### [Data shown]
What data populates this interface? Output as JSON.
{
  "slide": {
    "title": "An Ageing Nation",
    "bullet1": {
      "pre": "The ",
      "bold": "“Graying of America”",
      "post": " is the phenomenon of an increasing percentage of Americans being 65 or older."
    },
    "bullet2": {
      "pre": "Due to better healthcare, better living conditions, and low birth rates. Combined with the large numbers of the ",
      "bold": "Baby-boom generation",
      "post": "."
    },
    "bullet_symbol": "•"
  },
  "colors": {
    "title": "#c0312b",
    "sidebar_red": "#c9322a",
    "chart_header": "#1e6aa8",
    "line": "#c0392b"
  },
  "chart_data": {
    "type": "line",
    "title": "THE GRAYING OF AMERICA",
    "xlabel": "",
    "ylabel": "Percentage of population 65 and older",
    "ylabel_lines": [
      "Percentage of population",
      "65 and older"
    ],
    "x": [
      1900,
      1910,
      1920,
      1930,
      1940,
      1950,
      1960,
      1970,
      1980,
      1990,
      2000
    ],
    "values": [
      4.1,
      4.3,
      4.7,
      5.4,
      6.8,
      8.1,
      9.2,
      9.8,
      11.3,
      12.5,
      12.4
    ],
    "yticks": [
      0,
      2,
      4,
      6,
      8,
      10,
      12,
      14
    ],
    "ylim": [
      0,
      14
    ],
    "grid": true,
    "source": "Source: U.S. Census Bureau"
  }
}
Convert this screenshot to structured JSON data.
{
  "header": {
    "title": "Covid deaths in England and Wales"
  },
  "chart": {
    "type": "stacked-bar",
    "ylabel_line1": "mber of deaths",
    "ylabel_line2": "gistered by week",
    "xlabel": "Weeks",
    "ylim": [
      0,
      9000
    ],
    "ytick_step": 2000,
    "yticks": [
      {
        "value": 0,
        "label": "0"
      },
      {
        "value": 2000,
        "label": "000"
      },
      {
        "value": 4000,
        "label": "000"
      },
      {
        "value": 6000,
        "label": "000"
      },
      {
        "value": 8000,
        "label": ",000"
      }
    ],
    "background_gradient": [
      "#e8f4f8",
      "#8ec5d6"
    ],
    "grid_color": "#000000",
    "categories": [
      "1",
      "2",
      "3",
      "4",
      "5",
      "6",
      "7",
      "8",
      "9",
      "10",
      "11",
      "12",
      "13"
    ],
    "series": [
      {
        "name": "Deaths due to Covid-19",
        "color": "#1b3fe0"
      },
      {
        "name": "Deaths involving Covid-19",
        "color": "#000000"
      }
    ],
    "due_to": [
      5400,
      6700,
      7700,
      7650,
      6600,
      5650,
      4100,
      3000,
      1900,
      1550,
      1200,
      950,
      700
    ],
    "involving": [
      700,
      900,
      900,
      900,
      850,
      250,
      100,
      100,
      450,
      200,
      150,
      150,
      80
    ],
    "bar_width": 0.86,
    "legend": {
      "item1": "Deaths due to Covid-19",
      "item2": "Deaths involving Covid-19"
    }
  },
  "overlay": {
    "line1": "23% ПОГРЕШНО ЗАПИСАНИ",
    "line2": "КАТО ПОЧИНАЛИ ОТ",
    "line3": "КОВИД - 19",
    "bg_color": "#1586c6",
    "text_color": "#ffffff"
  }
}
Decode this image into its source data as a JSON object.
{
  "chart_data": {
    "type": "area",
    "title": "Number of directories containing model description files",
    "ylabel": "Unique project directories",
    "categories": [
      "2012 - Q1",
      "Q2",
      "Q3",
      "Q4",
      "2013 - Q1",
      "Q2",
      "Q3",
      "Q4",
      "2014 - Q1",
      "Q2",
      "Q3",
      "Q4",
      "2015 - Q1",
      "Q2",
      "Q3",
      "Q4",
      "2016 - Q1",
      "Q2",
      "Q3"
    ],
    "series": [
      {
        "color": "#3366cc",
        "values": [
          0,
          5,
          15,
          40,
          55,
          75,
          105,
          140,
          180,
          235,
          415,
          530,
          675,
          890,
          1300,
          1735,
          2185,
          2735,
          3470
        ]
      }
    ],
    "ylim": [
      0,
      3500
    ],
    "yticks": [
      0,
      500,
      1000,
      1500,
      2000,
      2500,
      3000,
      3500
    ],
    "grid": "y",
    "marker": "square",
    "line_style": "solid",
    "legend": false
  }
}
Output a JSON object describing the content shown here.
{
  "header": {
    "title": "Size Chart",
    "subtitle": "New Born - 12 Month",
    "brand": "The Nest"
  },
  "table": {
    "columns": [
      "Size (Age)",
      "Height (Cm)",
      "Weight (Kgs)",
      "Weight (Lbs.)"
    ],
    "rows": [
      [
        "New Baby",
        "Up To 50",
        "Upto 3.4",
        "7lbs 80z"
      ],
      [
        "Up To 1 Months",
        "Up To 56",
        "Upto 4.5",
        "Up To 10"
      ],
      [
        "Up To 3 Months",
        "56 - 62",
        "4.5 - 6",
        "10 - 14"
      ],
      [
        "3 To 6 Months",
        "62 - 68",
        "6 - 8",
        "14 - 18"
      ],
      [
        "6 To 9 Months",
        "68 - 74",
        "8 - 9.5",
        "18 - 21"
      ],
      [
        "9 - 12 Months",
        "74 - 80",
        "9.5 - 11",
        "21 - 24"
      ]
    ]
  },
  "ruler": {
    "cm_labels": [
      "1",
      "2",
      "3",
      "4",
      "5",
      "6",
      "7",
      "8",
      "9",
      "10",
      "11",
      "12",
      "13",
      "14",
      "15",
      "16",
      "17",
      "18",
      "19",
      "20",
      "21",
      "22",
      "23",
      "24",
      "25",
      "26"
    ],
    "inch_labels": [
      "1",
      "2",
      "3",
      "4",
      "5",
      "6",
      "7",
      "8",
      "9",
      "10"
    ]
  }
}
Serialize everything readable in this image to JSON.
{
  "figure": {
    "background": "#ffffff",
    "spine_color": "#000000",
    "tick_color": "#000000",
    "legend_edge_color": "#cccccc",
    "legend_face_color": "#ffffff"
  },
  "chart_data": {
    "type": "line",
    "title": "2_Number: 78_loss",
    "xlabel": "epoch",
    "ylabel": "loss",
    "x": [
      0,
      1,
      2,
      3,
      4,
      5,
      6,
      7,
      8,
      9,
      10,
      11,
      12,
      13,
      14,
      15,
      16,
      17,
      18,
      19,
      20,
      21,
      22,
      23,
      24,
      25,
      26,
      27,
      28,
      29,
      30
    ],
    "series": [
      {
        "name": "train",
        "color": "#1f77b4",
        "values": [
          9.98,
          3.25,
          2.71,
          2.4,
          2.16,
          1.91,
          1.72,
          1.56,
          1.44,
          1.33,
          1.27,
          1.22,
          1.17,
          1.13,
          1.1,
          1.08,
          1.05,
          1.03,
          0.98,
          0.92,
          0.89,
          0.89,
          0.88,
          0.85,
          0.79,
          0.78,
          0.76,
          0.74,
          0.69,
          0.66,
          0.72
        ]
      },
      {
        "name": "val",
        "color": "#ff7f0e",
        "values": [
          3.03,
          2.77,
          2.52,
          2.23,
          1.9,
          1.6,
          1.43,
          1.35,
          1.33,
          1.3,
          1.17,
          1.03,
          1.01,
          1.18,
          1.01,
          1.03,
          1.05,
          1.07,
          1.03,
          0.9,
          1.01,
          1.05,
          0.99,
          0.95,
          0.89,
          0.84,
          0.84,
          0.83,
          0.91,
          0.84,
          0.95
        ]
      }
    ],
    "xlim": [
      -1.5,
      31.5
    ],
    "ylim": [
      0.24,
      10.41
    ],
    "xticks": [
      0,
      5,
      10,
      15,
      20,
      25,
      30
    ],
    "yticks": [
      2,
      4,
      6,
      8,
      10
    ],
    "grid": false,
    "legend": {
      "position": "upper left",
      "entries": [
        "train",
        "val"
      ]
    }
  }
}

### [Goal]
Restate each entry exactly, skipping none.

### [Exercise answer]
What data populates this interface? Output as JSON.
{
  "slide": {
    "title": "An Ageing Nation",
    "bullet1": {
      "pre": "The ",
      "bold": "“Graying of America”",
      "post": " is the phenomenon of an increasing percentage of Americans being 65 or older."
    },
    "bullet2": {
      "pre": "Due to better healthcare, better living conditions, and low birth rates. Combined with the large numbers of the ",
      "bold": "Baby-boom generation",
      "post": "."
    },
    "bullet_symbol": "•"
  },
  "colors": {
    "title": "#c0312b",
    "sidebar_red": "#c9322a",
    "chart_header": "#1e6aa8",
    "line": "#c0392b"
  },
  "chart_data": {
    "type": "line",
    "title": "THE GRAYING OF AMERICA",
    "xlabel": "",
    "ylabel": "Percentage of population 65 and older",
    "ylabel_lines": [
      "Percentage of population",
      "65 and older"
    ],
    "x": [
      1900,
      1910,
      1920,
      1930,
      1940,
      1950,
      1960,
      1970,
      1980,
      1990,
      2000
    ],
    "values": [
      4.1,
      4.3,
      4.7,
      5.4,
      6.8,
      8.1,
      9.2,
      9.8,
      11.3,
      12.5,
      12.4
    ],
    "yticks": [
      0,
      2,
      4,
      6,
      8,
      10,
      12,
      14
    ],
    "ylim": [
      0,
      14
    ],
    "grid": true,
    "source": "Source: U.S. Census Bureau"
  }
}
Convert this screenshot to structured JSON data.
{
  "header": {
    "title": "Covid deaths in England and Wales"
  },
  "chart": {
    "type": "stacked-bar",
    "ylabel_line1": "mber of deaths",
    "ylabel_line2": "gistered by week",
    "xlabel": "Weeks",
    "ylim": [
      0,
      9000
    ],
    "ytick_step": 2000,
    "yticks": [
      {
        "value": 0,
        "label": "0"
      },
      {
        "value": 2000,
        "label": "000"
      },
      {
        "value": 4000,
        "label": "000"
      },
      {
        "value": 6000,
        "label": "000"
      },
      {
        "value": 8000,
        "label": ",000"
      }
    ],
    "background_gradient": [
      "#e8f4f8",
      "#8ec5d6"
    ],
    "grid_color": "#000000",
    "categories": [
      "1",
      "2",
      "3",
      "4",
      "5",
      "6",
      "7",
      "8",
      "9",
      "10",
      "11",
      "12",
      "13"
    ],
    "series": [
      {
        "name": "Deaths due to Covid-19",
        "color": "#1b3fe0"
      },
      {
        "name": "Deaths involving Covid-19",
        "color": "#000000"
      }
    ],
    "due_to": [
      5400,
      6700,
      7700,
      7650,
      6600,
      5650,
      4100,
      3000,
      1900,
      1550,
      1200,
      950,
      700
    ],
    "involving": [
      700,
      900,
      900,
      900,
      850,
      250,
      100,
      100,
      450,
      200,
      150,
      150,
      80
    ],
    "bar_width": 0.86,
    "legend": {
      "item1": "Deaths due to Covid-19",
      "item2": "Deaths involving Covid-19"
    }
  },
  "overlay": {
    "line1": "23% ПОГРЕШНО ЗАПИСАНИ",
    "line2": "КАТО ПОЧИНАЛИ ОТ",
    "line3": "КОВИД - 19",
    "bg_color": "#1586c6",
    "text_color": "#ffffff"
  }
}
Decode this image into its source data as a JSON object.
{
  "chart_data": {
    "type": "area",
    "title": "Number of directories containing model description files",
    "ylabel": "Unique project directories",
    "categories": [
      "2012 - Q1",
      "Q2",
      "Q3",
      "Q4",
      "2013 - Q1",
      "Q2",
      "Q3",
      "Q4",
      "2014 - Q1",
      "Q2",
      "Q3",
      "Q4",
      "2015 - Q1",
      "Q2",
      "Q3",
      "Q4",
      "2016 - Q1",
      "Q2",
      "Q3"
    ],
    "series": [
      {
        "color": "#3366cc",
        "values": [
          0,
          5,
          15,
          40,
          55,
          75,
          105,
          140,
          180,
          235,
          415,
          530,
          675,
          890,
          1300,
          1735,
          2185,
          2735,
          3470
        ]
      }
    ],
    "ylim": [
      0,
      3500
    ],
    "yticks": [
      0,
      500,
      1000,
      1500,
      2000,
      2500,
      3000,
      3500
    ],
    "grid": "y",
    "marker": "square",
    "line_style": "solid",
    "legend": false
  }
}
Output a JSON object describing the content shown here.
{
  "header": {
    "title": "Size Chart",
    "subtitle": "New Born - 12 Month",
    "brand": "The Nest"
  },
  "table": {
    "columns": [
      "Size (Age)",
      "Height (Cm)",
      "Weight (Kgs)",
      "Weight (Lbs.)"
    ],
    "rows": [
      [
        "New Baby",
        "Up To 50",
        "Upto 3.4",
        "7lbs 80z"
      ],
      [
        "Up To 1 Months",
        "Up To 56",
        "Upto 4.5",
        "Up To 10"
      ],
      [
        "Up To 3 Months",
        "56 - 62",
        "4.5 - 6",
        "10 - 14"
      ],
      [
        "3 To 6 Months",
        "62 - 68",
        "6 - 8",
        "14 - 18"
      ],
      [
        "6 To 9 Months",
        "68 - 74",
        "8 - 9.5",
        "18 - 21"
      ],
      [
        "9 - 12 Months",
        "74 - 80",
        "9.5 - 11",
        "21 - 24"
      ]
    ]
  },
  "ruler": {
    "cm_labels": [
      "1",
      "2",
      "3",
      "4",
      "5",
      "6",
      "7",
      "8",
      "9",
      "10",
      "11",
      "12",
      "13",
      "14",
      "15",
      "16",
      "17",
      "18",
      "19",
      "20",
      "21",
      "22",
      "23",
      "24",
      "25",
      "26"
    ],
    "inch_labels": [
      "1",
      "2",
      "3",
      "4",
      "5",
      "6",
      "7",
      "8",
      "9",
      "10"
    ]
  }
}
Serialize everything readable in this image to JSON.
{
  "figure": {
    "background": "#ffffff",
    "spine_color": "#000000",
    "tick_color": "#000000",
    "legend_edge_color": "#cccccc",
    "legend_face_color": "#ffffff"
  },
  "chart_data": {
    "type": "line",
    "title": "2_Number: 78_loss",
    "xlabel": "epoch",
    "ylabel": "loss",
    "x": [
      0,
      1,
      2,
      3,
      4,
      5,
      6,
      7,
      8,
      9,
      10,
      11,
      12,
      13,
      14,
      15,
      16,
      17,
      18,
      19,
      20,
      21,
      22,
      23,
      24,
      25,
      26,
      27,
      28,
      29,
      30
    ],
    "series": [
      {
        "name": "train",
        "color": "#1f77b4",
        "values": [
          9.98,
          3.25,
          2.71,
          2.4,
          2.16,
          1.91,
          1.72,
          1.56,
          1.44,
          1.33,
          1.27,
          1.22,
          1.17,
          1.13,
          1.1,
          1.08,
          1.05,
          1.03,
          0.98,
          0.92,
          0.89,
          0.89,
          0.88,
          0.85,
          0.79,
          0.78,
          0.76,
          0.74,
          0.69,
          0.66,
          0.72
        ]
      },
      {
        "name": "val",
        "color": "#ff7f0e",
        "values": [
          3.03,
          2.77,
          2.52,
          2.23,
          1.9,
          1.6,
          1.43,
          1.35,
          1.33,
          1.3,
          1.17,
          1.03,
          1.01,
          1.18,
          1.01,
          1.03,
          1.05,
          1.07,
          1.03,
          0.9,
          1.01,
          1.05,
          0.99,
          0.95,
          0.89,
          0.84,
          0.84,
          0.83,
          0.91,
          0.84,
          0.95
        ]
      }
    ],
    "xlim": [
      -1.5,
      31.5
    ],
    "ylim": [
      0.24,
      10.41
    ],
    "xticks": [
      0,
      5,
      10,
      15,
      20,
      25,
      30
    ],
    "yticks": [
      2,
      4,
      6,
      8,
      10
    ],
    "grid": false,
    "legend": {
      "position": "upper left",
      "entries": [
        "train",
        "val"
      ]
    }
  }
}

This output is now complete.